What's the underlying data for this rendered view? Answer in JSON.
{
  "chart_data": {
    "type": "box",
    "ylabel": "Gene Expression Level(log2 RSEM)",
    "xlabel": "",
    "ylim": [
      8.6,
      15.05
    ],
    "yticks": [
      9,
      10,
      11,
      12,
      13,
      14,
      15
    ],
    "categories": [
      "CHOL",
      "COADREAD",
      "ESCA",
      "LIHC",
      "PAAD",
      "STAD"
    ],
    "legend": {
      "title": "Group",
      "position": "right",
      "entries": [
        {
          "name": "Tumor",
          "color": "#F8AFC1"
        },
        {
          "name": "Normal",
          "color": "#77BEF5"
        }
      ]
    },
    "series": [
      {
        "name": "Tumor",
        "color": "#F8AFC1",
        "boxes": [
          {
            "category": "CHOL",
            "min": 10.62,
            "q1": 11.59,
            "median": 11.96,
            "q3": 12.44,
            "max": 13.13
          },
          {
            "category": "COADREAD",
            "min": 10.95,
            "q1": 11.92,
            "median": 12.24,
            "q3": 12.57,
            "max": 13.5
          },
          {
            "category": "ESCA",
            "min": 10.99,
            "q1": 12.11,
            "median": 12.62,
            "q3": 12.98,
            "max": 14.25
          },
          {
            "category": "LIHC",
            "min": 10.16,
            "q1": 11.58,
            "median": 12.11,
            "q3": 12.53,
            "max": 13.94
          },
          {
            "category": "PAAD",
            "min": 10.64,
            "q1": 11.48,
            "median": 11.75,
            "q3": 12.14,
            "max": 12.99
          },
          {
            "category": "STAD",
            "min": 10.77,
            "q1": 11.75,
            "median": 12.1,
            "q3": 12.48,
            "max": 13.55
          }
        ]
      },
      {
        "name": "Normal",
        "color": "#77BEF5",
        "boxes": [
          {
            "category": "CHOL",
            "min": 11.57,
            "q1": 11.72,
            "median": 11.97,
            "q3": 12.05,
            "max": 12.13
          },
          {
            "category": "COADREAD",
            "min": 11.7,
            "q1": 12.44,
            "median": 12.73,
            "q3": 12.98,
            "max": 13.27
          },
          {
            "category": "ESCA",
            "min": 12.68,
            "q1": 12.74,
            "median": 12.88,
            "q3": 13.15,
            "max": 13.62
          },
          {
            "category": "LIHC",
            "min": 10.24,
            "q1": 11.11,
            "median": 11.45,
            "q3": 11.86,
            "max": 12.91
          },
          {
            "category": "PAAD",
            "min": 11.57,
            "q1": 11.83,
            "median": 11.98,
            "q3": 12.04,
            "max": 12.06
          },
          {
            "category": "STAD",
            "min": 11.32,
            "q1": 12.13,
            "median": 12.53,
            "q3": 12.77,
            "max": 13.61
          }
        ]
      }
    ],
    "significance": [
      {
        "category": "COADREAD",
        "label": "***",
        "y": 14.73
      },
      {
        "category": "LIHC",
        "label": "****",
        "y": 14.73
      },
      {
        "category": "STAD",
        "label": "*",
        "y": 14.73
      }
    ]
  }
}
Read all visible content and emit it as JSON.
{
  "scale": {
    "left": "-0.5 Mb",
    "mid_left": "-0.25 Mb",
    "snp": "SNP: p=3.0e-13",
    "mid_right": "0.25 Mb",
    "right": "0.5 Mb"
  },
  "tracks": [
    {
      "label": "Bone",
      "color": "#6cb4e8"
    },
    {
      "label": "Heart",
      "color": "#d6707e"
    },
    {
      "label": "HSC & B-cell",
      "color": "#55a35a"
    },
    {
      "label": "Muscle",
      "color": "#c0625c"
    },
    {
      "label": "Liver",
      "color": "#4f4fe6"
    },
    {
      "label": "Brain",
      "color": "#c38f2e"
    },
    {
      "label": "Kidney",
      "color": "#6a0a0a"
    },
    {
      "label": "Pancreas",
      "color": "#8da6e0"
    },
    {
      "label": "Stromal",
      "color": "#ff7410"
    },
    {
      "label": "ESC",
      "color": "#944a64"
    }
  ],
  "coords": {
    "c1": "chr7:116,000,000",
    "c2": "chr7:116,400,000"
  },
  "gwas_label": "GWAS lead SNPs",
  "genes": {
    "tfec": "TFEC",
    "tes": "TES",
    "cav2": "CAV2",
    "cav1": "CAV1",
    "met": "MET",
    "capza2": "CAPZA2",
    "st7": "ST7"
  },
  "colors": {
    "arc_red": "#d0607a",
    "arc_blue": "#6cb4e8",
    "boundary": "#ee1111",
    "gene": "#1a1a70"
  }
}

::::::::

_EXERCISE INSTRUCTIONS_
Set down each entry above again exactly as it reads.

_ANSWER BOX_
What's the underlying data for this rendered view? Answer in JSON.
{
  "chart_data": {
    "type": "box",
    "ylabel": "Gene Expression Level(log2 RSEM)",
    "xlabel": "",
    "ylim": [
      8.6,
      15.05
    ],
    "yticks": [
      9,
      10,
      11,
      12,
      13,
      14,
      15
    ],
    "categories": [
      "CHOL",
      "COADREAD",
      "ESCA",
      "LIHC",
      "PAAD",
      "STAD"
    ],
    "legend": {
      "title": "Group",
      "position": "right",
      "entries": [
        {
          "name": "Tumor",
          "color": "#F8AFC1"
        },
        {
          "name": "Normal",
          "color": "#77BEF5"
        }
      ]
    },
    "series": [
      {
        "name": "Tumor",
        "color": "#F8AFC1",
        "boxes": [
          {
            "category": "CHOL",
            "min": 10.62,
            "q1": 11.59,
            "median": 11.96,
            "q3": 12.44,
            "max": 13.13
          },
          {
            "category": "COADREAD",
            "min": 10.95,
            "q1": 11.92,
            "median": 12.24,
            "q3": 12.57,
            "max": 13.5
          },
          {
            "category": "ESCA",
            "min": 10.99,
            "q1": 12.11,
            "median": 12.62,
            "q3": 12.98,
            "max": 14.25
          },
          {
            "category": "LIHC",
            "min": 10.16,
            "q1": 11.58,
            "median": 12.11,
            "q3": 12.53,
            "max": 13.94
          },
          {
            "category": "PAAD",
            "min": 10.64,
            "q1": 11.48,
            "median": 11.75,
            "q3": 12.14,
            "max": 12.99
          },
          {
            "category": "STAD",
            "min": 10.77,
            "q1": 11.75,
            "median": 12.1,
            "q3": 12.48,
            "max": 13.55
          }
        ]
      },
      {
        "name": "Normal",
        "color": "#77BEF5",
        "boxes": [
          {
            "category": "CHOL",
            "min": 11.57,
            "q1": 11.72,
            "median": 11.97,
            "q3": 12.05,
            "max": 12.13
          },
          {
            "category": "COADREAD",
            "min": 11.7,
            "q1": 12.44,
            "median": 12.73,
            "q3": 12.98,
            "max": 13.27
          },
          {
            "category": "ESCA",
            "min": 12.68,
            "q1": 12.74,
            "median": 12.88,
            "q3": 13.15,
            "max": 13.62
          },
          {
            "category": "LIHC",
            "min": 10.24,
            "q1": 11.11,
            "median": 11.45,
            "q3": 11.86,
            "max": 12.91
          },
          {
            "category": "PAAD",
            "min": 11.57,
            "q1": 11.83,
            "median": 11.98,
            "q3": 12.04,
            "max": 12.06
          },
          {
            "category": "STAD",
            "min": 11.32,
            "q1": 12.13,
            "median": 12.53,
            "q3": 12.77,
            "max": 13.61
          }
        ]
      }
    ],
    "significance": [
      {
        "category": "COADREAD",
        "label": "***",
        "y": 14.73
      },
      {
        "category": "LIHC",
        "label": "****",
        "y": 14.73
      },
      {
        "category": "STAD",
        "label": "*",
        "y": 14.73
      }
    ]
  }
}
Read all visible content and emit it as JSON.
{
  "scale": {
    "left": "-0.5 Mb",
    "mid_left": "-0.25 Mb",
    "snp": "SNP: p=3.0e-13",
    "mid_right": "0.25 Mb",
    "right": "0.5 Mb"
  },
  "tracks": [
    {
      "label": "Bone",
      "color": "#6cb4e8"
    },
    {
      "label": "Heart",
      "color": "#d6707e"
    },
    {
      "label": "HSC & B-cell",
      "color": "#55a35a"
    },
    {
      "label": "Muscle",
      "color": "#c0625c"
    },
    {
      "label": "Liver",
      "color": "#4f4fe6"
    },
    {
      "label": "Brain",
      "color": "#c38f2e"
    },
    {
      "label": "Kidney",
      "color": "#6a0a0a"
    },
    {
      "label": "Pancreas",
      "color": "#8da6e0"
    },
    {
      "label": "Stromal",
      "color": "#ff7410"
    },
    {
      "label": "ESC",
      "color": "#944a64"
    }
  ],
  "coords": {
    "c1": "chr7:116,000,000",
    "c2": "chr7:116,400,000"
  },
  "gwas_label": "GWAS lead SNPs",
  "genes": {
    "tfec": "TFEC",
    "tes": "TES",
    "cav2": "CAV2",
    "cav1": "CAV1",
    "met": "MET",
    "capza2": "CAPZA2",
    "st7": "ST7"
  },
  "colors": {
    "arc_red": "#d0607a",
    "arc_blue": "#6cb4e8",
    "boundary": "#ee1111",
    "gene": "#1a1a70"
  }
}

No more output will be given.